### What to work on
Compile every line that includes the word "structured".
====================
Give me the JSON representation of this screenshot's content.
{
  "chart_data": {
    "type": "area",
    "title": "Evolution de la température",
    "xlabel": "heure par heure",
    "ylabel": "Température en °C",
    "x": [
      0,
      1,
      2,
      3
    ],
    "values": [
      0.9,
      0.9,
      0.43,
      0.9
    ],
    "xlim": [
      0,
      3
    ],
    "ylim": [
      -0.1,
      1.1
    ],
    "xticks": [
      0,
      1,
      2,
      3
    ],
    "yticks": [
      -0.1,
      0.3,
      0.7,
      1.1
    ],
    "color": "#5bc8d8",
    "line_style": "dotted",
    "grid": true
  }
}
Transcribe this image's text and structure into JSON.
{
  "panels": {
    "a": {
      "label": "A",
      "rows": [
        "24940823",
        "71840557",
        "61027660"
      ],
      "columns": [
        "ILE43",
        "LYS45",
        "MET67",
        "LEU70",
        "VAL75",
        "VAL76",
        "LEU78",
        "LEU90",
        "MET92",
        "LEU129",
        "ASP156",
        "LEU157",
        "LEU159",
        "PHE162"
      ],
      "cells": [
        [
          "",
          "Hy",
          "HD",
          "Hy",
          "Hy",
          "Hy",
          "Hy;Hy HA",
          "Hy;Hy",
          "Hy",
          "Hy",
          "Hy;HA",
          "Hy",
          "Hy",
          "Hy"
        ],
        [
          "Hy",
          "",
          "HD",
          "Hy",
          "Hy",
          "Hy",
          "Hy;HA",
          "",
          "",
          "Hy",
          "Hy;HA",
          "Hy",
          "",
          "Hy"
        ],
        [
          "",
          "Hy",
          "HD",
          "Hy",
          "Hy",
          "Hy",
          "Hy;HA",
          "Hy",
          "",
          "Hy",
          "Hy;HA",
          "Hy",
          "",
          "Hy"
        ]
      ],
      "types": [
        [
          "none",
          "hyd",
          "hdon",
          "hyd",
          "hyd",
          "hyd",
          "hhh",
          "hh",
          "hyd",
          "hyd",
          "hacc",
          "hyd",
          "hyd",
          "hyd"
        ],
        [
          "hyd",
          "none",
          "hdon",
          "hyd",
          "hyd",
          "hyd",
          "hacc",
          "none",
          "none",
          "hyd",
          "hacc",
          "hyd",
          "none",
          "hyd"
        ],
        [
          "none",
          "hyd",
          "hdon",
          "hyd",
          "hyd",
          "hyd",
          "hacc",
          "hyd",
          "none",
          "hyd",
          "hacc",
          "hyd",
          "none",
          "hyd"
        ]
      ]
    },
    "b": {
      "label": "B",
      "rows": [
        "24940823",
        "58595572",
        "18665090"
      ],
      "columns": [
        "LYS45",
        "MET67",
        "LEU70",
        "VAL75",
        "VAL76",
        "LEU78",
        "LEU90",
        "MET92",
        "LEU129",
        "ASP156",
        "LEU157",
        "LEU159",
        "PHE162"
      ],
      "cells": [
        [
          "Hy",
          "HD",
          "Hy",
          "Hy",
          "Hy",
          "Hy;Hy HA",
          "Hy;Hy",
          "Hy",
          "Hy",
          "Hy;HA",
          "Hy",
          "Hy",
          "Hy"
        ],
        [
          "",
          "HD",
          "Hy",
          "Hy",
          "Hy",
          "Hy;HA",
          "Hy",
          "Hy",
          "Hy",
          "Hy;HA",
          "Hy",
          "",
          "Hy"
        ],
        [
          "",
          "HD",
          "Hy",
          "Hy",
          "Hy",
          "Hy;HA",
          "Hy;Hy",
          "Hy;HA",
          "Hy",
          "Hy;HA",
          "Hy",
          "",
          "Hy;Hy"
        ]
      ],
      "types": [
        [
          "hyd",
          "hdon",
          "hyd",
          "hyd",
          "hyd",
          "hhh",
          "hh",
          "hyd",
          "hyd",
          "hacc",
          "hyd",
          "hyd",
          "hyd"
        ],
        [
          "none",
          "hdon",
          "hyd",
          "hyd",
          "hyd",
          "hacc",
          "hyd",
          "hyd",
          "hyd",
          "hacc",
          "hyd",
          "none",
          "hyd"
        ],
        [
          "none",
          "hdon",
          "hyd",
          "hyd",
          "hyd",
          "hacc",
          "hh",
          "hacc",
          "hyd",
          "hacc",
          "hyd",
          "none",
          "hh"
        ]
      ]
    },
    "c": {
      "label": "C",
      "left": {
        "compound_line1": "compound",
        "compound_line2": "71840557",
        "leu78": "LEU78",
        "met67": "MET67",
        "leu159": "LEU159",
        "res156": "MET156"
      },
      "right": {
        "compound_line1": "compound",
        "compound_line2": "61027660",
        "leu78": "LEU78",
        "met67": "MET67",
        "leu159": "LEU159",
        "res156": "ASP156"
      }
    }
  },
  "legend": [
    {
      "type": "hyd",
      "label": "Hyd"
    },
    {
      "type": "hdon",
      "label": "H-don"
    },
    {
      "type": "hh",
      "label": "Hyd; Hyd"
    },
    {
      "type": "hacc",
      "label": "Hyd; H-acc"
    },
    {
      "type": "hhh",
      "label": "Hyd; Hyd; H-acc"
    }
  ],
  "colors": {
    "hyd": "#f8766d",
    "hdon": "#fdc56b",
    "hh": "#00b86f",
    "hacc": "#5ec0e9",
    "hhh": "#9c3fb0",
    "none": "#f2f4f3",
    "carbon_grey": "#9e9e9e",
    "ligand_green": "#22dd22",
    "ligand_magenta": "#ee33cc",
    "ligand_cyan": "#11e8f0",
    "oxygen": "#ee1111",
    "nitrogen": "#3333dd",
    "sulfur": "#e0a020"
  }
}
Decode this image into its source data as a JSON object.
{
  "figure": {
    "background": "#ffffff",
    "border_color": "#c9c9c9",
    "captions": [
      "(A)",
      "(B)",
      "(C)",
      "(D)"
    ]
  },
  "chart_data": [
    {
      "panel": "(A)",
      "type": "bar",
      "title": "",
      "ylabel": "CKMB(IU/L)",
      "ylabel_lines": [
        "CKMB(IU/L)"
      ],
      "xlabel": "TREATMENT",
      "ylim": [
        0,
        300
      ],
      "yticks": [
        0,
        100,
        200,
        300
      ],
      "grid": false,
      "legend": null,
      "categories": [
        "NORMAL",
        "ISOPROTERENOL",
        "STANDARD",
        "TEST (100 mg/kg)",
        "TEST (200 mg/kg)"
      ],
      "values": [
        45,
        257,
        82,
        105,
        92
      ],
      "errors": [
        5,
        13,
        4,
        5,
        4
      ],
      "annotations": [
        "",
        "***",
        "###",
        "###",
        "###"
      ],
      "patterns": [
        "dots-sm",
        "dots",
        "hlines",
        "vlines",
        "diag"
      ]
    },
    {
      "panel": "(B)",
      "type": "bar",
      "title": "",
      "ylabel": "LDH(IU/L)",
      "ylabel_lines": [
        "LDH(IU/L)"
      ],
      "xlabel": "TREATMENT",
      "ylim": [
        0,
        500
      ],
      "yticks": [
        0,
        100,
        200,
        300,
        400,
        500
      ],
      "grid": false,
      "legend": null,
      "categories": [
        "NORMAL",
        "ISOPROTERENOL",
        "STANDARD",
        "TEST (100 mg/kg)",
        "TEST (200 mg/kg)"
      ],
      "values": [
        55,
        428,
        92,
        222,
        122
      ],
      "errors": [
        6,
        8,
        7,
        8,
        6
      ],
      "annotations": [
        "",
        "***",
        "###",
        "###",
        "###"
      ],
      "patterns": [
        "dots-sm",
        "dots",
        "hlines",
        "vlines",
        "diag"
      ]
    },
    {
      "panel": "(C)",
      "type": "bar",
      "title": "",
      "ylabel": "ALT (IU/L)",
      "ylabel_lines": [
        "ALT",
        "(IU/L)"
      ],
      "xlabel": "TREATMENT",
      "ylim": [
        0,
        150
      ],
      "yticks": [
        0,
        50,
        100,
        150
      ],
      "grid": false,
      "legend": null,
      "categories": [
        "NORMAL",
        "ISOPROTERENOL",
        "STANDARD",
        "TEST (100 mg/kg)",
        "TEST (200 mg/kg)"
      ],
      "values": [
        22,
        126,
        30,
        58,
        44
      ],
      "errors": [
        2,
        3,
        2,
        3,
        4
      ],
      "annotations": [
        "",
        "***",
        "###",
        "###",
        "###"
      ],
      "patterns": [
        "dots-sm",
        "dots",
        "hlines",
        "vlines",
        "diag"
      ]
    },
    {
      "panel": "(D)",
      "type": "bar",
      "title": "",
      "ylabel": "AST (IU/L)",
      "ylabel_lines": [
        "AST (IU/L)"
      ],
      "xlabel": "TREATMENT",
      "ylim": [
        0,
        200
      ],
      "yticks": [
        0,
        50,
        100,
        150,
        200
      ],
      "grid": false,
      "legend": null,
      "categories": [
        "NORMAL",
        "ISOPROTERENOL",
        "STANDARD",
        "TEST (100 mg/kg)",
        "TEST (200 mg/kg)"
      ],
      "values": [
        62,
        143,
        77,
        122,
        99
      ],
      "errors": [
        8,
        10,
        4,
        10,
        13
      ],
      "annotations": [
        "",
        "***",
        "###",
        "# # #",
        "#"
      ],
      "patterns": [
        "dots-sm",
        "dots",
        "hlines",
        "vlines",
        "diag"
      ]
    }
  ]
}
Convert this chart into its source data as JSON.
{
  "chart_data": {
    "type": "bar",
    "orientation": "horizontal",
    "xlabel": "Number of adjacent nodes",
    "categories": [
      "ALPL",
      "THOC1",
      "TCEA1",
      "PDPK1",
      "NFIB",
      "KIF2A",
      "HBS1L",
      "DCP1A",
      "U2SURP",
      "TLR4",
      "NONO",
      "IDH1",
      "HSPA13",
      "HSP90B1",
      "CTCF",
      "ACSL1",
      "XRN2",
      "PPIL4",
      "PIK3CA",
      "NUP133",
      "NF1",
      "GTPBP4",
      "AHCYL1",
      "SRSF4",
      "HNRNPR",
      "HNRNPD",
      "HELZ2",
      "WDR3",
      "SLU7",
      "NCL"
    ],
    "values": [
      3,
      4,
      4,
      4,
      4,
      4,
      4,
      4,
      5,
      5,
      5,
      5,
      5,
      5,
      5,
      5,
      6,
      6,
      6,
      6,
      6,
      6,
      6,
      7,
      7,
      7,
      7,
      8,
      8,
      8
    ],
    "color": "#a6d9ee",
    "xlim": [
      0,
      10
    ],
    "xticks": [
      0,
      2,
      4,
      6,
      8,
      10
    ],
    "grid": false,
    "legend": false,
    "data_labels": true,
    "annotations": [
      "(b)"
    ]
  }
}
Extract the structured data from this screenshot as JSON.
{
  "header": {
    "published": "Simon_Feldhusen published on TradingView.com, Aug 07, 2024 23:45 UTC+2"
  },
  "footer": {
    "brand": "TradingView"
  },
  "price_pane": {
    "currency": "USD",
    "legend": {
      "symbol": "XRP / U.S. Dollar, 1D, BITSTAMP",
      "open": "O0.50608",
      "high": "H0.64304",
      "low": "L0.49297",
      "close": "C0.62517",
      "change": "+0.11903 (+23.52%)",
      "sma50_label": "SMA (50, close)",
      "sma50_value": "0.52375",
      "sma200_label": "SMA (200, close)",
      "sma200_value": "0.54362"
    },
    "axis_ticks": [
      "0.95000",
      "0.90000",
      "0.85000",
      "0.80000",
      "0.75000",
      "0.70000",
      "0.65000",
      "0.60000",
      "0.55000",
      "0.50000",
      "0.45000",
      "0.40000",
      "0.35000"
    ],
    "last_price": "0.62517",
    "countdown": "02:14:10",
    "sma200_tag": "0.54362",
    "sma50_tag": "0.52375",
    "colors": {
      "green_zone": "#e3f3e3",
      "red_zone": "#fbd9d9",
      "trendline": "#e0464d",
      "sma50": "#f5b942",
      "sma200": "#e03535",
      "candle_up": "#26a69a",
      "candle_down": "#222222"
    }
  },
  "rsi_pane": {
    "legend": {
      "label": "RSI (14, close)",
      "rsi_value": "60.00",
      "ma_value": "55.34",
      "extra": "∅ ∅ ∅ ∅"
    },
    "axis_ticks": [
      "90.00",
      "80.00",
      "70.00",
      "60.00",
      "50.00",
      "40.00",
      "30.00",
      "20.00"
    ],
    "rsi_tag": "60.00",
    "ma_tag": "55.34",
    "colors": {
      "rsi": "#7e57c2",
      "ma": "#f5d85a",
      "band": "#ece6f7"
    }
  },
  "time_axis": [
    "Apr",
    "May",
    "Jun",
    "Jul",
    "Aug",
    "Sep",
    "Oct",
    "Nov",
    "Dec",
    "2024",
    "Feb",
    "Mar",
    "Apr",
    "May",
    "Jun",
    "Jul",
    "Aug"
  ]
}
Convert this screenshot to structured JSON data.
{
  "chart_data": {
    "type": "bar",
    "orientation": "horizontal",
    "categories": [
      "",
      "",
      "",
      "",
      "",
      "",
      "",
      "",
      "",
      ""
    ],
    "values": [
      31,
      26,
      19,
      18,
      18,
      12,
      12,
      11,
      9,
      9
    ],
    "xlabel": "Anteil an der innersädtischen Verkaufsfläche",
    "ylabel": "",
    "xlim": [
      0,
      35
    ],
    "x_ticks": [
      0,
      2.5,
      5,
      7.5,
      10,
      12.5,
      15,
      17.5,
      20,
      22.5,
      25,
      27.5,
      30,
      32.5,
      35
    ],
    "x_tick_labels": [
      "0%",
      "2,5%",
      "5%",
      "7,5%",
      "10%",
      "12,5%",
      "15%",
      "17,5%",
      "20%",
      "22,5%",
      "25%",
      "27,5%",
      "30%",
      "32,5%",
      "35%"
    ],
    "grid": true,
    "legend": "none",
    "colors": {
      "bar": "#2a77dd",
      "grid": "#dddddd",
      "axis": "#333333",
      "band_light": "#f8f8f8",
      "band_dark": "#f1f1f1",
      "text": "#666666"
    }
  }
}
====================
### Task response
Extract the structured data from this screenshot as JSON.
Convert this screenshot to structured JSON data.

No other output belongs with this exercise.